Please write out the material below exactly as given.

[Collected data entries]
## Start

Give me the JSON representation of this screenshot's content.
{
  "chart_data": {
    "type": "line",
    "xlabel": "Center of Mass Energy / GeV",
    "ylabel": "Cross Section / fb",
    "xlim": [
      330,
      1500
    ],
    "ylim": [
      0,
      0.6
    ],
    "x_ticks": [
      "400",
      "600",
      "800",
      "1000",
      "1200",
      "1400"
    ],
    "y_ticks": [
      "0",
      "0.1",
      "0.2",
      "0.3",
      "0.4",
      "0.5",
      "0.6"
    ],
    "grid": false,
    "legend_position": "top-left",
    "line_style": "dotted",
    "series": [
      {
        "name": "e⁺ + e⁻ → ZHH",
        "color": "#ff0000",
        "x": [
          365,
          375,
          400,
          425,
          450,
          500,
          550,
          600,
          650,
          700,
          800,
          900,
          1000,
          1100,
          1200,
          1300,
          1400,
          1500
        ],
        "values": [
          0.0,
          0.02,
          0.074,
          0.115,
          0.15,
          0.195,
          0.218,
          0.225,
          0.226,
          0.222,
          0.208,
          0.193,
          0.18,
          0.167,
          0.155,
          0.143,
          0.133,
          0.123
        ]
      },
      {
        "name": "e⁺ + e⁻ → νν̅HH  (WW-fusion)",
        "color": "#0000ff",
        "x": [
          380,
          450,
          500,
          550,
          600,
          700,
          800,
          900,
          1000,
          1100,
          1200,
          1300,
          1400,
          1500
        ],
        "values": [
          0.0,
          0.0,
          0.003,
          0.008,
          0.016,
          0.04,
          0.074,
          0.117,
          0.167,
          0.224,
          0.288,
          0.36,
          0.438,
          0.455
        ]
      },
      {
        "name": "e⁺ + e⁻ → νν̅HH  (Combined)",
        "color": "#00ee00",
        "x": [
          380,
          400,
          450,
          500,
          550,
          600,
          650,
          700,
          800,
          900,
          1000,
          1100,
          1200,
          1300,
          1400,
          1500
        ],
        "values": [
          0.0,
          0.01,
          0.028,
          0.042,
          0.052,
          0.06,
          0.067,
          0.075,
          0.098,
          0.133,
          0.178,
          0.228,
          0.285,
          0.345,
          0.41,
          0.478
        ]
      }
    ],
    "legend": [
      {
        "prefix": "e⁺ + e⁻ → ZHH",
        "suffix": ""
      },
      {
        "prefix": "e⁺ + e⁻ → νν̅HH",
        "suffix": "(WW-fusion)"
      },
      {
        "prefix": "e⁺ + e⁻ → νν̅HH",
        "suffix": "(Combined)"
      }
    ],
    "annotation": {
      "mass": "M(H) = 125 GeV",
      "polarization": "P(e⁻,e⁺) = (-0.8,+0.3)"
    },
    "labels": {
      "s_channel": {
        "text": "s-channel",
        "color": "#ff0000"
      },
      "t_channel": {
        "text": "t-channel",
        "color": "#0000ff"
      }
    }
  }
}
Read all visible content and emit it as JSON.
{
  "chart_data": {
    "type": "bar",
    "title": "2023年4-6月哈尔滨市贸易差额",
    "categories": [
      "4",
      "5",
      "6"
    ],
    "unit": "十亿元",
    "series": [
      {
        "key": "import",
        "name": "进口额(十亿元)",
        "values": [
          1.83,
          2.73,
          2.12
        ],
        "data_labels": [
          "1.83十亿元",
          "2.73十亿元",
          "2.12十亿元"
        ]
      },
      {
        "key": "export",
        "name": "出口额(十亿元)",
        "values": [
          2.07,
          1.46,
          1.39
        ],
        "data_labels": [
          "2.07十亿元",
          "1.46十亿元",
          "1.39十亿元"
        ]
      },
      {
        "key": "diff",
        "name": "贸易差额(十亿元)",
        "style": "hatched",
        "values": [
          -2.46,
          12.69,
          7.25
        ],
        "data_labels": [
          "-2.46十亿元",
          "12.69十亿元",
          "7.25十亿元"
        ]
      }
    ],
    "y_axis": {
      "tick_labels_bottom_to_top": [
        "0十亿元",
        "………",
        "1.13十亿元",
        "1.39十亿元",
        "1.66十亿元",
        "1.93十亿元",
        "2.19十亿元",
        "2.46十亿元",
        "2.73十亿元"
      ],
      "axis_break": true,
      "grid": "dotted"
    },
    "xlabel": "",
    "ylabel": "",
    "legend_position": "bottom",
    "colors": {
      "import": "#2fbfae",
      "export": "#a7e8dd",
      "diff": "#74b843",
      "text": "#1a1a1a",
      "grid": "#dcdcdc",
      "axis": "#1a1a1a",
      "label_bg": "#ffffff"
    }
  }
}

## End

* **Response below**
Give me the JSON representation of this screenshot's content.
{
  "chart_data": {
    "type": "line",
    "xlabel": "Center of Mass Energy / GeV",
    "ylabel": "Cross Section / fb",
    "xlim": [
      330,
      1500
    ],
    "ylim": [
      0,
      0.6
    ],
    "x_ticks": [
      "400",
      "600",
      "800",
      "1000",
      "1200",
      "1400"
    ],
    "y_ticks": [
      "0",
      "0.1",
      "0.2",
      "0.3",
      "0.4",
      "0.5",
      "0.6"
    ],
    "grid": false,
    "legend_position": "top-left",
    "line_style": "dotted",
    "series": [
      {
        "name": "e⁺ + e⁻ → ZHH",
        "color": "#ff0000",
        "x": [
          365,
          375,
          400,
          425,
          450,
          500,
          550,
          600,
          650,
          700,
          800,
          900,
          1000,
          1100,
          1200,
          1300,
          1400,
          1500
        ],
        "values": [
          0.0,
          0.02,
          0.074,
          0.115,
          0.15,
          0.195,
          0.218,
          0.225,
          0.226,
          0.222,
          0.208,
          0.193,
          0.18,
          0.167,
          0.155,
          0.143,
          0.133,
          0.123
        ]
      },
      {
        "name": "e⁺ + e⁻ → νν̅HH  (WW-fusion)",
        "color": "#0000ff",
        "x": [
          380,
          450,
          500,
          550,
          600,
          700,
          800,
          900,
          1000,
          1100,
          1200,
          1300,
          1400,
          1500
        ],
        "values": [
          0.0,
          0.0,
          0.003,
          0.008,
          0.016,
          0.04,
          0.074,
          0.117,
          0.167,
          0.224,
          0.288,
          0.36,
          0.438,
          0.455
        ]
      },
      {
        "name": "e⁺ + e⁻ → νν̅HH  (Combined)",
        "color": "#00ee00",
        "x": [
          380,
          400,
          450,
          500,
          550,
          600,
          650,
          700,
          800,
          900,
          1000,
          1100,
          1200,
          1300,
          1400,
          1500
        ],
        "values": [
          0.0,
          0.01,
          0.028,
          0.042,
          0.052,
          0.06,
          0.067,
          0.075,
          0.098,
          0.133,
          0.178,
          0.228,
          0.285,
          0.345,
          0.41,
          0.478
        ]
      }
    ],
    "legend": [
      {
        "prefix": "e⁺ + e⁻ → ZHH",
        "suffix": ""
      },
      {
        "prefix": "e⁺ + e⁻ → νν̅HH",
        "suffix": "(WW-fusion)"
      },
      {
        "prefix": "e⁺ + e⁻ → νν̅HH",
        "suffix": "(Combined)"
      }
    ],
    "annotation": {
      "mass": "M(H) = 125 GeV",
      "polarization": "P(e⁻,e⁺) = (-0.8,+0.3)"
    },
    "labels": {
      "s_channel": {
        "text": "s-channel",
        "color": "#ff0000"
      },
      "t_channel": {
        "text": "t-channel",
        "color": "#0000ff"
      }
    }
  }
}
Read all visible content and emit it as JSON.
{
  "chart_data": {
    "type": "bar",
    "title": "2023年4-6月哈尔滨市贸易差额",
    "categories": [
      "4",
      "5",
      "6"
    ],
    "unit": "十亿元",
    "series": [
      {
        "key": "import",
        "name": "进口额(十亿元)",
        "values": [
          1.83,
          2.73,
          2.12
        ],
        "data_labels": [
          "1.83十亿元",
          "2.73十亿元",
          "2.12十亿元"
        ]
      },
      {
        "key": "export",
        "name": "出口额(十亿元)",
        "values": [
          2.07,
          1.46,
          1.39
        ],
        "data_labels": [
          "2.07十亿元",
          "1.46十亿元",
          "1.39十亿元"
        ]
      },
      {
        "key": "diff",
        "name": "贸易差额(十亿元)",
        "style": "hatched",
        "values": [
          -2.46,
          12.69,
          7.25
        ],
        "data_labels": [
          "-2.46十亿元",
          "12.69十亿元",
          "7.25十亿元"
        ]
      }
    ],
    "y_axis": {
      "tick_labels_bottom_to_top": [
        "0十亿元",
        "………",
        "1.13十亿元",
        "1.39十亿元",
        "1.66十亿元",
        "1.93十亿元",
        "2.19十亿元",
        "2.46十亿元",
        "2.73十亿元"
      ],
      "axis_break": true,
      "grid": "dotted"
    },
    "xlabel": "",
    "ylabel": "",
    "legend_position": "bottom",
    "colors": {
      "import": "#2fbfae",
      "export": "#a7e8dd",
      "diff": "#74b843",
      "text": "#1a1a1a",
      "grid": "#dcdcdc",
      "axis": "#1a1a1a",
      "label_bg": "#ffffff"
    }
  }
}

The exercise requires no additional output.